• Instructions for the task: List each line of the data that holds the string "Natural".

• Task input:

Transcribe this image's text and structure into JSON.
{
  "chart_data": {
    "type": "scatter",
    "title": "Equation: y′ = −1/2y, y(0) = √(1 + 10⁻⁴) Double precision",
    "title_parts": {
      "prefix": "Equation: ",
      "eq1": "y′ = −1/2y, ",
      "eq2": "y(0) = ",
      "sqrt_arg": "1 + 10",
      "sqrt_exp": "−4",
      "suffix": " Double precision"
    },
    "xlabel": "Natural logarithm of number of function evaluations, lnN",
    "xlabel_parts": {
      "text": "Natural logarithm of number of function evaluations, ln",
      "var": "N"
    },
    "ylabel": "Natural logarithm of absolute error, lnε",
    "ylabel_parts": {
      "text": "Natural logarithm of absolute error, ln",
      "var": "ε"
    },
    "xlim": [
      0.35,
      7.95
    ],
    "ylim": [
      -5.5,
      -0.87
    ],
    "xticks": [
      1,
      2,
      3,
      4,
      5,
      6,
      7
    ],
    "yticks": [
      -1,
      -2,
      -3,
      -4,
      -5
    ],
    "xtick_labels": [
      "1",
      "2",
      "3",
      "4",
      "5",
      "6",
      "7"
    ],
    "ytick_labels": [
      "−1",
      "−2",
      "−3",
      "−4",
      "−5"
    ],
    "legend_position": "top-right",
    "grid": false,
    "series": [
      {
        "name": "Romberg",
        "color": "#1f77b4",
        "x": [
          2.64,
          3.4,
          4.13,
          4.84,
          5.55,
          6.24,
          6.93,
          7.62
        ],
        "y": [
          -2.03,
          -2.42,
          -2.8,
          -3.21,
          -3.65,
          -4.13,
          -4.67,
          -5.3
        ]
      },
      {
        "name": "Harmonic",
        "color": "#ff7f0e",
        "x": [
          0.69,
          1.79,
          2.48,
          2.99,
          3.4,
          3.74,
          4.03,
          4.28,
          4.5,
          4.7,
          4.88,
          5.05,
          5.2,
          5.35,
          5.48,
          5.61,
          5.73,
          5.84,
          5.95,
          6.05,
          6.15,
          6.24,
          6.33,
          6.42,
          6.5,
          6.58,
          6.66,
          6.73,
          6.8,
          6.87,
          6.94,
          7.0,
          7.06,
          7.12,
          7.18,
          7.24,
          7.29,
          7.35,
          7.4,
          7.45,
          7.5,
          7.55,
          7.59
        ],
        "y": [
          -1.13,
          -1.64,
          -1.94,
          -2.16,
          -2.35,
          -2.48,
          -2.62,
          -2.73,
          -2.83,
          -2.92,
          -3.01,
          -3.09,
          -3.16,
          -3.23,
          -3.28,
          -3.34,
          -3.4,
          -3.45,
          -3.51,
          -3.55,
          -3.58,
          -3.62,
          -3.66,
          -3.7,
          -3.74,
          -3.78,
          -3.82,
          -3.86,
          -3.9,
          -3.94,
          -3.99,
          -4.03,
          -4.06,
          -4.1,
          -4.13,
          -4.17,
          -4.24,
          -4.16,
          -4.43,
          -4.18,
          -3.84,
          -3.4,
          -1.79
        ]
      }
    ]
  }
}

• Correct output:
    "xlabel": "Natural logarithm of number of function evaluations, lnN",
      "text": "Natural logarithm of number of function evaluations, ln",
    "ylabel": "Natural logarithm of absolute error, lnε",
      "text": "Natural logarithm of absolute error, ln",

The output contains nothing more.